**Data records**
■ ■ ■ ■ ■ ■ ■

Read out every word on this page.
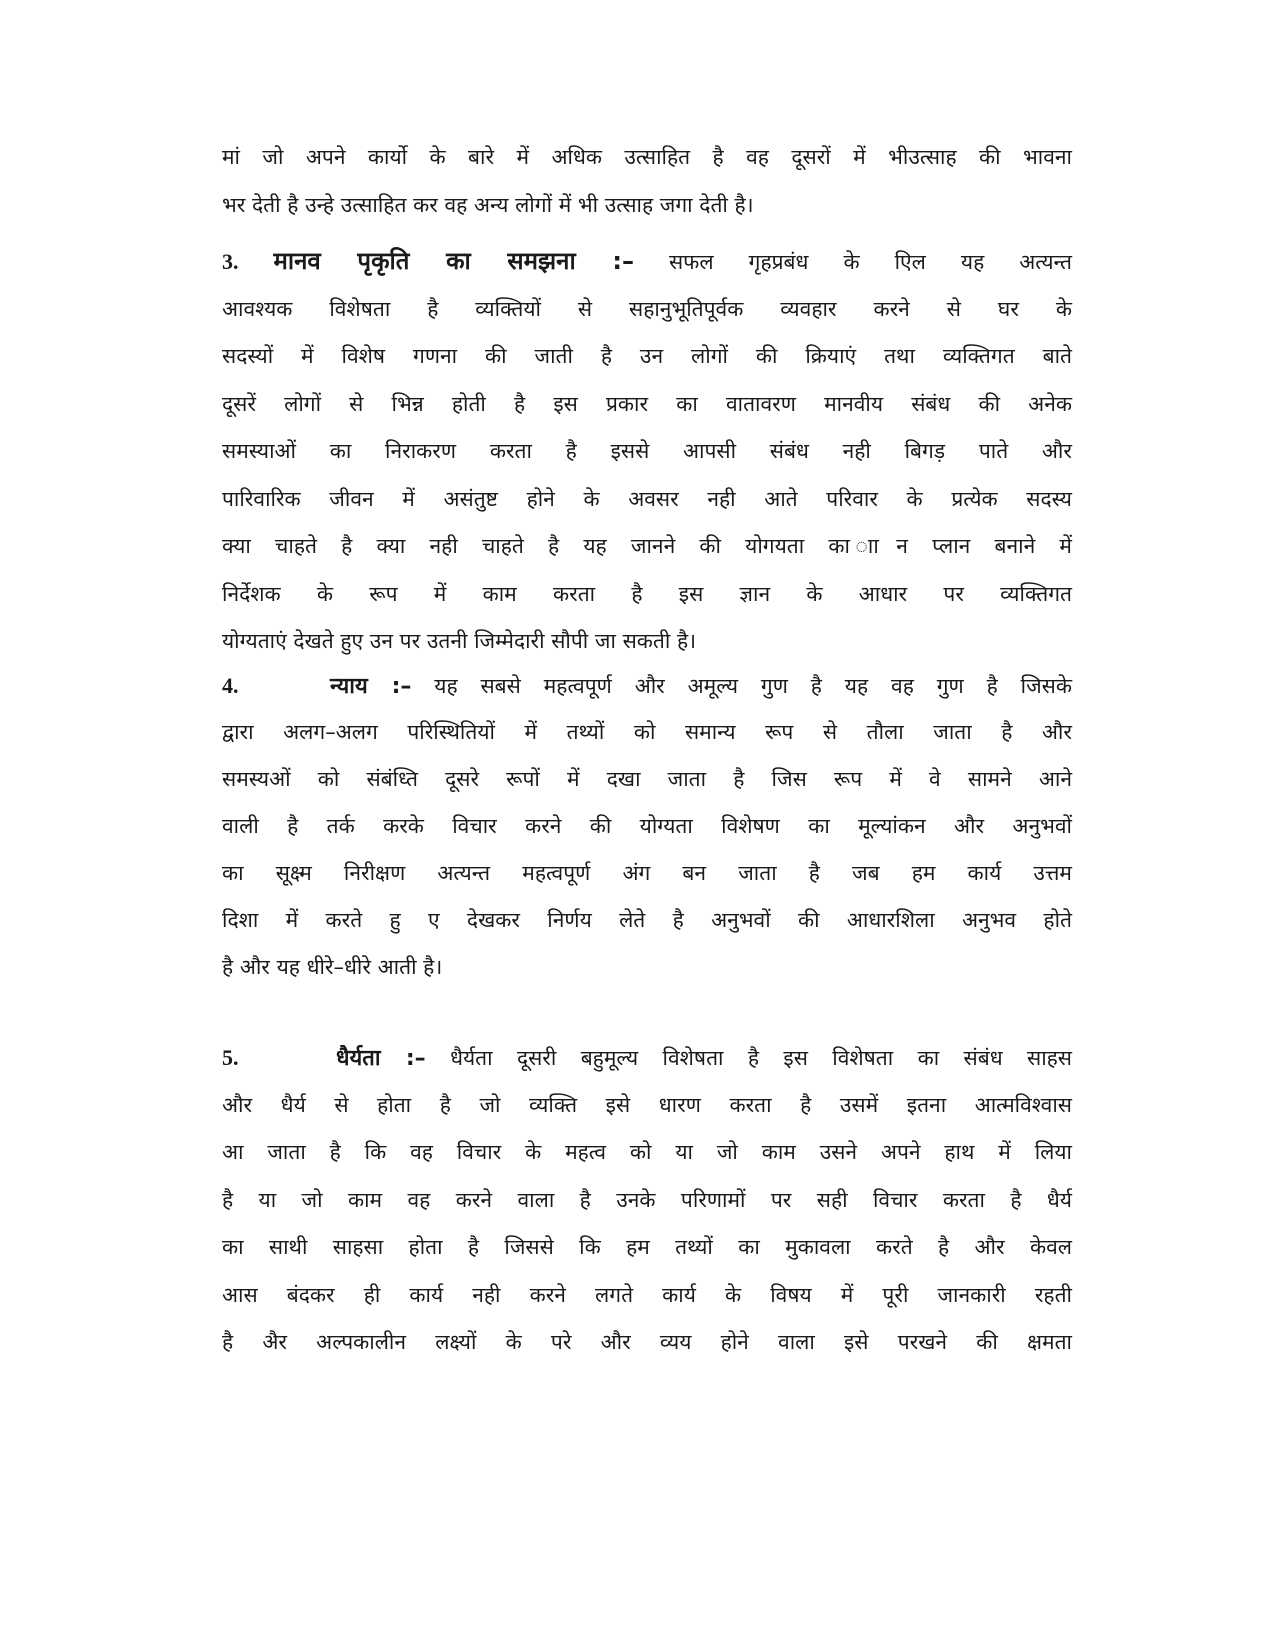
मां जो अपने कार्यो के बारे में अधिक उत्साहित है वह दूसरों में भीउत्साह की भावना
भर देती है उन्हे उत्साहित कर वह अन्य लोगों में भी उत्साह जगा देती है।
3. मानव पृकृति का समझना :– सफल गृहप्रबंध के एिल यह अत्यन्त
आवश्यक विशेषता है व्यक्तियों से सहानुभूतिपूर्वक व्यवहार करने से घर के
सदस्यों में विशेष गणना की जाती है उन लोगों की क्रियाएं तथा व्यक्तिगत बाते
दूसरें लोगों से भिन्न होती है इस प्रकार का वातावरण मानवीय संबंध की अनेक
समस्याओं का निराकरण करता है इससे आपसी संबंध नही बिगड़ पाते और
पारिवारिक जीवन में असंतुष्ट होने के अवसर नही आते परिवार के प्रत्येक सदस्य
क्या चाहते है क्या नही चाहते है यह जानने की योगयता का ाान प्लान बनाने में
निर्देशक के रूप में काम करता है इस ज्ञान के आधार पर व्यक्तिगत
योग्यताएं देखते हुए उन पर उतनी जिम्मेदारी सौपी जा सकती है।
4.	न्याय :– यह सबसे महत्वपूर्ण और अमूल्य गुण है यह वह गुण है जिसके
द्वारा अलग–अलग परिस्थितियों में तथ्यों को समान्य रूप से तौला जाता है और
समस्यओं को संबंध्ति दूसरे रूपों में दखा जाता है जिस रूप में वे सामने आने
वाली है तर्क करके विचार करने की योग्यता विशेषण का मूल्यांकन और अनुभवों
का सूक्ष्म निरीक्षण अत्यन्त महत्वपूर्ण अंग बन जाता है जब हम कार्य उत्तम
दिशा में करते हु ए देखकर निर्णय लेते है अनुभवों की आधारशिला अनुभव होते
है और यह धीरे–धीरे आती है।
5.	धैर्यता :– धैर्यता दूसरी बहुमूल्य विशेषता है इस विशेषता का संबंध साहस
और धैर्य से होता है जो व्यक्ति इसे धारण करता है उसमें इतना आत्मविश्वास
आ जाता है कि वह विचार के महत्व को या जो काम उसने अपने हाथ में लिया
है या जो काम वह करने वाला है उनके परिणामों पर सही विचार करता है धैर्य
का साथी साहसा होता है जिससे कि हम तथ्यों का मुकावला करते है और केवल
आस बंदकर ही कार्य नही करने लगते कार्य के विषय में पूरी जानकारी रहती
है अैर अल्पकालीन लक्ष्यों के परे और व्यय होने वाला इसे परखने की क्षमता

■ ■ ■ ■ ■ ■ ■

**What you are asked to do**
Restate each entry word for word, leaving out any pictures.

**The completed task**
Read out every word on this page.
मां जो अपने कार्यो के बारे में अधिक उत्साहित है वह दूसरों में भीउत्साह की भावना
भर देती है उन्हे उत्साहित कर वह अन्य लोगों में भी उत्साह जगा देती है।
3. मानव पृकृति का समझना :– सफल गृहप्रबंध के एिल यह अत्यन्त
आवश्यक विशेषता है व्यक्तियों से सहानुभूतिपूर्वक व्यवहार करने से घर के
सदस्यों में विशेष गणना की जाती है उन लोगों की क्रियाएं तथा व्यक्तिगत बाते
दूसरें लोगों से भिन्न होती है इस प्रकार का वातावरण मानवीय संबंध की अनेक
समस्याओं का निराकरण करता है इससे आपसी संबंध नही बिगड़ पाते और
पारिवारिक जीवन में असंतुष्ट होने के अवसर नही आते परिवार के प्रत्येक सदस्य
क्या चाहते है क्या नही चाहते है यह जानने की योगयता का ाान प्लान बनाने में
निर्देशक के रूप में काम करता है इस ज्ञान के आधार पर व्यक्तिगत
योग्यताएं देखते हुए उन पर उतनी जिम्मेदारी सौपी जा सकती है।
4.	न्याय :– यह सबसे महत्वपूर्ण और अमूल्य गुण है यह वह गुण है जिसके
द्वारा अलग–अलग परिस्थितियों में तथ्यों को समान्य रूप से तौला जाता है और
समस्यओं को संबंध्ति दूसरे रूपों में दखा जाता है जिस रूप में वे सामने आने
वाली है तर्क करके विचार करने की योग्यता विशेषण का मूल्यांकन और अनुभवों
का सूक्ष्म निरीक्षण अत्यन्त महत्वपूर्ण अंग बन जाता है जब हम कार्य उत्तम
दिशा में करते हु ए देखकर निर्णय लेते है अनुभवों की आधारशिला अनुभव होते
है और यह धीरे–धीरे आती है।
5.	धैर्यता :– धैर्यता दूसरी बहुमूल्य विशेषता है इस विशेषता का संबंध साहस
और धैर्य से होता है जो व्यक्ति इसे धारण करता है उसमें इतना आत्मविश्वास
आ जाता है कि वह विचार के महत्व को या जो काम उसने अपने हाथ में लिया
है या जो काम वह करने वाला है उनके परिणामों पर सही विचार करता है धैर्य
का साथी साहसा होता है जिससे कि हम तथ्यों का मुकावला करते है और केवल
आस बंदकर ही कार्य नही करने लगते कार्य के विषय में पूरी जानकारी रहती
है अैर अल्पकालीन लक्ष्यों के परे और व्यय होने वाला इसे परखने की क्षमता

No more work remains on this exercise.